# EXERCISE GOAL
Write the data out again, exactly as given.

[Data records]
** start **

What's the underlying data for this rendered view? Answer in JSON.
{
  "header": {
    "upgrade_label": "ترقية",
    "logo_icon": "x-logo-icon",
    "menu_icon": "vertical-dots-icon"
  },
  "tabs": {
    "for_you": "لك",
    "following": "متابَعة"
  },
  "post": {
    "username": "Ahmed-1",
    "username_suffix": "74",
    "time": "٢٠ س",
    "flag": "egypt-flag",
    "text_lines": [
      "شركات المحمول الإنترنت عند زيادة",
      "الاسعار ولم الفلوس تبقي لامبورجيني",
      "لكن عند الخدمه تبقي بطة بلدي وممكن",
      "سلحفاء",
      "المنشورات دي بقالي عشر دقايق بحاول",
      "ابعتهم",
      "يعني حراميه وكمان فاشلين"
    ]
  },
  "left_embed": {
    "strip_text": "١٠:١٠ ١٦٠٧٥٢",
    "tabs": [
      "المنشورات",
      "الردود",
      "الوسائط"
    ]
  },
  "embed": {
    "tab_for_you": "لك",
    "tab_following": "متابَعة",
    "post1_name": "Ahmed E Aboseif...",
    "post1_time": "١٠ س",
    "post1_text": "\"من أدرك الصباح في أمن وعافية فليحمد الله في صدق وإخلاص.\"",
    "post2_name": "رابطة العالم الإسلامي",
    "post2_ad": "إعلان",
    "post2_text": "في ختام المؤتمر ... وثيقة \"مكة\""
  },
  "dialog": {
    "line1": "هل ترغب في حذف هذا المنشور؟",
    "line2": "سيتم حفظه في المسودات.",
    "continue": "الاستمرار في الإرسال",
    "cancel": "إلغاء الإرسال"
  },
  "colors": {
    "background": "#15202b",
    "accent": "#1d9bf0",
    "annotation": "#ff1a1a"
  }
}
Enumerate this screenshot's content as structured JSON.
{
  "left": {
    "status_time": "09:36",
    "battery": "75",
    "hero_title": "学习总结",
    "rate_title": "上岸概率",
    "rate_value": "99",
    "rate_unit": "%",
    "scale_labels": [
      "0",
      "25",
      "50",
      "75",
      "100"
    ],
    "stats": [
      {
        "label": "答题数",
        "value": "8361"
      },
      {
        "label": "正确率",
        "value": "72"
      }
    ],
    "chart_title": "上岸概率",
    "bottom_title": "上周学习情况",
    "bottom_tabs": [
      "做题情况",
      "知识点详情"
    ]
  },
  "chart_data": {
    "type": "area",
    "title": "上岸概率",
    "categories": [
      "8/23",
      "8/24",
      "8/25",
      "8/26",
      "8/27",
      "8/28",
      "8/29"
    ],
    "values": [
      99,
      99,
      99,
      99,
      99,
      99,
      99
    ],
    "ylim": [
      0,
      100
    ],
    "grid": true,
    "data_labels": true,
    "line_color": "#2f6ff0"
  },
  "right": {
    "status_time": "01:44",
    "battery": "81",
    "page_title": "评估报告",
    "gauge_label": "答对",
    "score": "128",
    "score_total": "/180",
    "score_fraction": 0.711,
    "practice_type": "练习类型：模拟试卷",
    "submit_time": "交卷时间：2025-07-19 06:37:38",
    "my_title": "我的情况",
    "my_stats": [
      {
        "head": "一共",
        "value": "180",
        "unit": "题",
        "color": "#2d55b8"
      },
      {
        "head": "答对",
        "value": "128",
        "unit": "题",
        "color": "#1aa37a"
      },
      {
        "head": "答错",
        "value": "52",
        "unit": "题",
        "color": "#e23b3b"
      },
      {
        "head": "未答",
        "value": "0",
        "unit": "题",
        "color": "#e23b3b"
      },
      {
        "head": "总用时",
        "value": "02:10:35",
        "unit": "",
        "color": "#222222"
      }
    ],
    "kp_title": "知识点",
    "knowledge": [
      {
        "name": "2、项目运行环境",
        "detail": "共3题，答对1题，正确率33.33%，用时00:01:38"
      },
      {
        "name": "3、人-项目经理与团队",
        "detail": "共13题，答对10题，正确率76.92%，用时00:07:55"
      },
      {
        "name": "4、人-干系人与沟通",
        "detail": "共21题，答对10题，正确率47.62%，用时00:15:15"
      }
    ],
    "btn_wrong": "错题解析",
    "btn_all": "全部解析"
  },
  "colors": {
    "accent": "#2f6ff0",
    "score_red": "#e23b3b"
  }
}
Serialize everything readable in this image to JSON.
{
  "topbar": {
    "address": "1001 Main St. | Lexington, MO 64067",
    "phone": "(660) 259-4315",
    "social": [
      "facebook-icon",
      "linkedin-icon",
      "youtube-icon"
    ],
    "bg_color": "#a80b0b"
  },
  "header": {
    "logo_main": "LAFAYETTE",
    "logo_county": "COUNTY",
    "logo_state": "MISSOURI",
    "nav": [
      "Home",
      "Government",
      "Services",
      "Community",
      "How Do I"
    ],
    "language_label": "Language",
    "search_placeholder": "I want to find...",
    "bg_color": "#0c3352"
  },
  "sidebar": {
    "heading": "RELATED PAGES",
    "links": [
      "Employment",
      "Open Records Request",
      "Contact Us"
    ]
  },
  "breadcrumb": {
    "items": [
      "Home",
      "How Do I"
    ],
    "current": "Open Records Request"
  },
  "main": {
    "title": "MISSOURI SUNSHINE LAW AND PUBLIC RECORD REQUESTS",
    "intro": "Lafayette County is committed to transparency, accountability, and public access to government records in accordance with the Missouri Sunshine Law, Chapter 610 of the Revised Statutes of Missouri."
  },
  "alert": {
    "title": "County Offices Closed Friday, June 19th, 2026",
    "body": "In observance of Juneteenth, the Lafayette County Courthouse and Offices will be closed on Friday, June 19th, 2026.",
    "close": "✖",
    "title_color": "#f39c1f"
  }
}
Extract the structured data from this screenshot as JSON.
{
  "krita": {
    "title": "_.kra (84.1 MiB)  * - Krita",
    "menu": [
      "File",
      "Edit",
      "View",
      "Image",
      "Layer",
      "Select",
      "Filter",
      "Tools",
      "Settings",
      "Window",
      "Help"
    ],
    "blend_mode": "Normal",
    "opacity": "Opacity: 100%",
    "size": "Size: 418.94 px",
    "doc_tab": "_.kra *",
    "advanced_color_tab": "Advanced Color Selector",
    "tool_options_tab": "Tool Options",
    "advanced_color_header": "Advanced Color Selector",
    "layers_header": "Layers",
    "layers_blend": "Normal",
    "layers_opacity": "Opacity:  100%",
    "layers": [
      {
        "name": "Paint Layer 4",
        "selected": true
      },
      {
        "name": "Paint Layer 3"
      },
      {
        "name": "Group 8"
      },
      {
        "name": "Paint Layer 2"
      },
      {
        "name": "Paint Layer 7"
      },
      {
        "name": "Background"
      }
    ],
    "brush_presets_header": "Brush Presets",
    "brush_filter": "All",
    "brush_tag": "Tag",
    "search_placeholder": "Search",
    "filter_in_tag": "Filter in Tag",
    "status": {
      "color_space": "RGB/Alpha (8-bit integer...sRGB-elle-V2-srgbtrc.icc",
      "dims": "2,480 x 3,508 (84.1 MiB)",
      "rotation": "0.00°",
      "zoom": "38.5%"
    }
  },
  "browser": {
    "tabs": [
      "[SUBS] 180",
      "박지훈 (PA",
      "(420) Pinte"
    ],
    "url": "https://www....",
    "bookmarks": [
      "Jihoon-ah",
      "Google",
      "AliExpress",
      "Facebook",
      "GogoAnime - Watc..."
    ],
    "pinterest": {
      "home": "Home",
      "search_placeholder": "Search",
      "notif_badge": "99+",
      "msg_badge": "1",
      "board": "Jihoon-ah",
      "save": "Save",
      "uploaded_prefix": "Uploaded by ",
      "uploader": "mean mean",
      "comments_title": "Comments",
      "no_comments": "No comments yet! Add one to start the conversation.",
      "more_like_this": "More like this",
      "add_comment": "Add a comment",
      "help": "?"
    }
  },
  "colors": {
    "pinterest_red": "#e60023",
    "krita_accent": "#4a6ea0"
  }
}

** end **

# ANSWER IN FULL
What's the underlying data for this rendered view? Answer in JSON.
{
  "header": {
    "upgrade_label": "ترقية",
    "logo_icon": "x-logo-icon",
    "menu_icon": "vertical-dots-icon"
  },
  "tabs": {
    "for_you": "لك",
    "following": "متابَعة"
  },
  "post": {
    "username": "Ahmed-1",
    "username_suffix": "74",
    "time": "٢٠ س",
    "flag": "egypt-flag",
    "text_lines": [
      "شركات المحمول الإنترنت عند زيادة",
      "الاسعار ولم الفلوس تبقي لامبورجيني",
      "لكن عند الخدمه تبقي بطة بلدي وممكن",
      "سلحفاء",
      "المنشورات دي بقالي عشر دقايق بحاول",
      "ابعتهم",
      "يعني حراميه وكمان فاشلين"
    ]
  },
  "left_embed": {
    "strip_text": "١٠:١٠ ١٦٠٧٥٢",
    "tabs": [
      "المنشورات",
      "الردود",
      "الوسائط"
    ]
  },
  "embed": {
    "tab_for_you": "لك",
    "tab_following": "متابَعة",
    "post1_name": "Ahmed E Aboseif...",
    "post1_time": "١٠ س",
    "post1_text": "\"من أدرك الصباح في أمن وعافية فليحمد الله في صدق وإخلاص.\"",
    "post2_name": "رابطة العالم الإسلامي",
    "post2_ad": "إعلان",
    "post2_text": "في ختام المؤتمر ... وثيقة \"مكة\""
  },
  "dialog": {
    "line1": "هل ترغب في حذف هذا المنشور؟",
    "line2": "سيتم حفظه في المسودات.",
    "continue": "الاستمرار في الإرسال",
    "cancel": "إلغاء الإرسال"
  },
  "colors": {
    "background": "#15202b",
    "accent": "#1d9bf0",
    "annotation": "#ff1a1a"
  }
}
Enumerate this screenshot's content as structured JSON.
{
  "left": {
    "status_time": "09:36",
    "battery": "75",
    "hero_title": "学习总结",
    "rate_title": "上岸概率",
    "rate_value": "99",
    "rate_unit": "%",
    "scale_labels": [
      "0",
      "25",
      "50",
      "75",
      "100"
    ],
    "stats": [
      {
        "label": "答题数",
        "value": "8361"
      },
      {
        "label": "正确率",
        "value": "72"
      }
    ],
    "chart_title": "上岸概率",
    "bottom_title": "上周学习情况",
    "bottom_tabs": [
      "做题情况",
      "知识点详情"
    ]
  },
  "chart_data": {
    "type": "area",
    "title": "上岸概率",
    "categories": [
      "8/23",
      "8/24",
      "8/25",
      "8/26",
      "8/27",
      "8/28",
      "8/29"
    ],
    "values": [
      99,
      99,
      99,
      99,
      99,
      99,
      99
    ],
    "ylim": [
      0,
      100
    ],
    "grid": true,
    "data_labels": true,
    "line_color": "#2f6ff0"
  },
  "right": {
    "status_time": "01:44",
    "battery": "81",
    "page_title": "评估报告",
    "gauge_label": "答对",
    "score": "128",
    "score_total": "/180",
    "score_fraction": 0.711,
    "practice_type": "练习类型：模拟试卷",
    "submit_time": "交卷时间：2025-07-19 06:37:38",
    "my_title": "我的情况",
    "my_stats": [
      {
        "head": "一共",
        "value": "180",
        "unit": "题",
        "color": "#2d55b8"
      },
      {
        "head": "答对",
        "value": "128",
        "unit": "题",
        "color": "#1aa37a"
      },
      {
        "head": "答错",
        "value": "52",
        "unit": "题",
        "color": "#e23b3b"
      },
      {
        "head": "未答",
        "value": "0",
        "unit": "题",
        "color": "#e23b3b"
      },
      {
        "head": "总用时",
        "value": "02:10:35",
        "unit": "",
        "color": "#222222"
      }
    ],
    "kp_title": "知识点",
    "knowledge": [
      {
        "name": "2、项目运行环境",
        "detail": "共3题，答对1题，正确率33.33%，用时00:01:38"
      },
      {
        "name": "3、人-项目经理与团队",
        "detail": "共13题，答对10题，正确率76.92%，用时00:07:55"
      },
      {
        "name": "4、人-干系人与沟通",
        "detail": "共21题，答对10题，正确率47.62%，用时00:15:15"
      }
    ],
    "btn_wrong": "错题解析",
    "btn_all": "全部解析"
  },
  "colors": {
    "accent": "#2f6ff0",
    "score_red": "#e23b3b"
  }
}
Serialize everything readable in this image to JSON.
{
  "topbar": {
    "address": "1001 Main St. | Lexington, MO 64067",
    "phone": "(660) 259-4315",
    "social": [
      "facebook-icon",
      "linkedin-icon",
      "youtube-icon"
    ],
    "bg_color": "#a80b0b"
  },
  "header": {
    "logo_main": "LAFAYETTE",
    "logo_county": "COUNTY",
    "logo_state": "MISSOURI",
    "nav": [
      "Home",
      "Government",
      "Services",
      "Community",
      "How Do I"
    ],
    "language_label": "Language",
    "search_placeholder": "I want to find...",
    "bg_color": "#0c3352"
  },
  "sidebar": {
    "heading": "RELATED PAGES",
    "links": [
      "Employment",
      "Open Records Request",
      "Contact Us"
    ]
  },
  "breadcrumb": {
    "items": [
      "Home",
      "How Do I"
    ],
    "current": "Open Records Request"
  },
  "main": {
    "title": "MISSOURI SUNSHINE LAW AND PUBLIC RECORD REQUESTS",
    "intro": "Lafayette County is committed to transparency, accountability, and public access to government records in accordance with the Missouri Sunshine Law, Chapter 610 of the Revised Statutes of Missouri."
  },
  "alert": {
    "title": "County Offices Closed Friday, June 19th, 2026",
    "body": "In observance of Juneteenth, the Lafayette County Courthouse and Offices will be closed on Friday, June 19th, 2026.",
    "close": "✖",
    "title_color": "#f39c1f"
  }
}
Extract the structured data from this screenshot as JSON.
{
  "krita": {
    "title": "_.kra (84.1 MiB)  * - Krita",
    "menu": [
      "File",
      "Edit",
      "View",
      "Image",
      "Layer",
      "Select",
      "Filter",
      "Tools",
      "Settings",
      "Window",
      "Help"
    ],
    "blend_mode": "Normal",
    "opacity": "Opacity: 100%",
    "size": "Size: 418.94 px",
    "doc_tab": "_.kra *",
    "advanced_color_tab": "Advanced Color Selector",
    "tool_options_tab": "Tool Options",
    "advanced_color_header": "Advanced Color Selector",
    "layers_header": "Layers",
    "layers_blend": "Normal",
    "layers_opacity": "Opacity:  100%",
    "layers": [
      {
        "name": "Paint Layer 4",
        "selected": true
      },
      {
        "name": "Paint Layer 3"
      },
      {
        "name": "Group 8"
      },
      {
        "name": "Paint Layer 2"
      },
      {
        "name": "Paint Layer 7"
      },
      {
        "name": "Background"
      }
    ],
    "brush_presets_header": "Brush Presets",
    "brush_filter": "All",
    "brush_tag": "Tag",
    "search_placeholder": "Search",
    "filter_in_tag": "Filter in Tag",
    "status": {
      "color_space": "RGB/Alpha (8-bit integer...sRGB-elle-V2-srgbtrc.icc",
      "dims": "2,480 x 3,508 (84.1 MiB)",
      "rotation": "0.00°",
      "zoom": "38.5%"
    }
  },
  "browser": {
    "tabs": [
      "[SUBS] 180",
      "박지훈 (PA",
      "(420) Pinte"
    ],
    "url": "https://www....",
    "bookmarks": [
      "Jihoon-ah",
      "Google",
      "AliExpress",
      "Facebook",
      "GogoAnime - Watc..."
    ],
    "pinterest": {
      "home": "Home",
      "search_placeholder": "Search",
      "notif_badge": "99+",
      "msg_badge": "1",
      "board": "Jihoon-ah",
      "save": "Save",
      "uploaded_prefix": "Uploaded by ",
      "uploader": "mean mean",
      "comments_title": "Comments",
      "no_comments": "No comments yet! Add one to start the conversation.",
      "more_like_this": "More like this",
      "add_comment": "Add a comment",
      "help": "?"
    }
  },
  "colors": {
    "pinterest_red": "#e60023",
    "krita_accent": "#4a6ea0"
  }
}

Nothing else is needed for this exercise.